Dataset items
***

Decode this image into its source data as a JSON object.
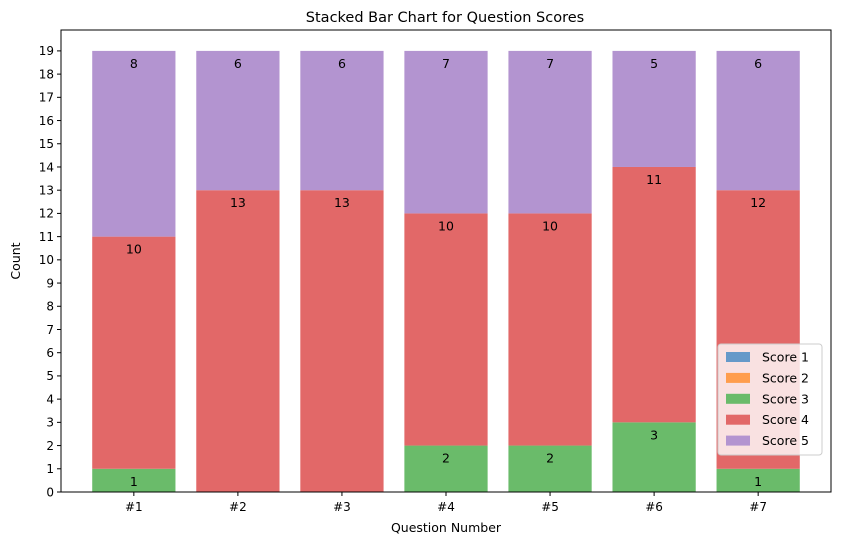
{
  "chart_data": {
    "type": "bar",
    "stacked": true,
    "title": "Stacked Bar Chart for Question Scores",
    "xlabel": "Question Number",
    "ylabel": "Count",
    "categories": [
      "#1",
      "#2",
      "#3",
      "#4",
      "#5",
      "#6",
      "#7"
    ],
    "ylim": [
      0,
      19.9
    ],
    "yticks": [
      0,
      1,
      2,
      3,
      4,
      5,
      6,
      7,
      8,
      9,
      10,
      11,
      12,
      13,
      14,
      15,
      16,
      17,
      18,
      19
    ],
    "grid": false,
    "legend_position": "lower-right",
    "series": [
      {
        "name": "Score 1",
        "color": "#6699c9",
        "values": [
          0,
          0,
          0,
          0,
          0,
          0,
          0
        ]
      },
      {
        "name": "Score 2",
        "color": "#ff9d4d",
        "values": [
          0,
          0,
          0,
          0,
          0,
          0,
          0
        ]
      },
      {
        "name": "Score 3",
        "color": "#6abb6a",
        "values": [
          1,
          0,
          0,
          2,
          2,
          3,
          1
        ]
      },
      {
        "name": "Score 4",
        "color": "#e26868",
        "values": [
          10,
          13,
          13,
          10,
          10,
          11,
          12
        ]
      },
      {
        "name": "Score 5",
        "color": "#b394d0",
        "values": [
          8,
          6,
          6,
          7,
          7,
          5,
          6
        ]
      }
    ]
  }
}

***

(Goal): Retype everything in the material word for word, minus pictures.

(Result of the task):
Decode this image into its source data as a JSON object.
{
  "chart_data": {
    "type": "bar",
    "stacked": true,
    "title": "Stacked Bar Chart for Question Scores",
    "xlabel": "Question Number",
    "ylabel": "Count",
    "categories": [
      "#1",
      "#2",
      "#3",
      "#4",
      "#5",
      "#6",
      "#7"
    ],
    "ylim": [
      0,
      19.9
    ],
    "yticks": [
      0,
      1,
      2,
      3,
      4,
      5,
      6,
      7,
      8,
      9,
      10,
      11,
      12,
      13,
      14,
      15,
      16,
      17,
      18,
      19
    ],
    "grid": false,
    "legend_position": "lower-right",
    "series": [
      {
        "name": "Score 1",
        "color": "#6699c9",
        "values": [
          0,
          0,
          0,
          0,
          0,
          0,
          0
        ]
      },
      {
        "name": "Score 2",
        "color": "#ff9d4d",
        "values": [
          0,
          0,
          0,
          0,
          0,
          0,
          0
        ]
      },
      {
        "name": "Score 3",
        "color": "#6abb6a",
        "values": [
          1,
          0,
          0,
          2,
          2,
          3,
          1
        ]
      },
      {
        "name": "Score 4",
        "color": "#e26868",
        "values": [
          10,
          13,
          13,
          10,
          10,
          11,
          12
        ]
      },
      {
        "name": "Score 5",
        "color": "#b394d0",
        "values": [
          8,
          6,
          6,
          7,
          7,
          5,
          6
        ]
      }
    ]
  }
}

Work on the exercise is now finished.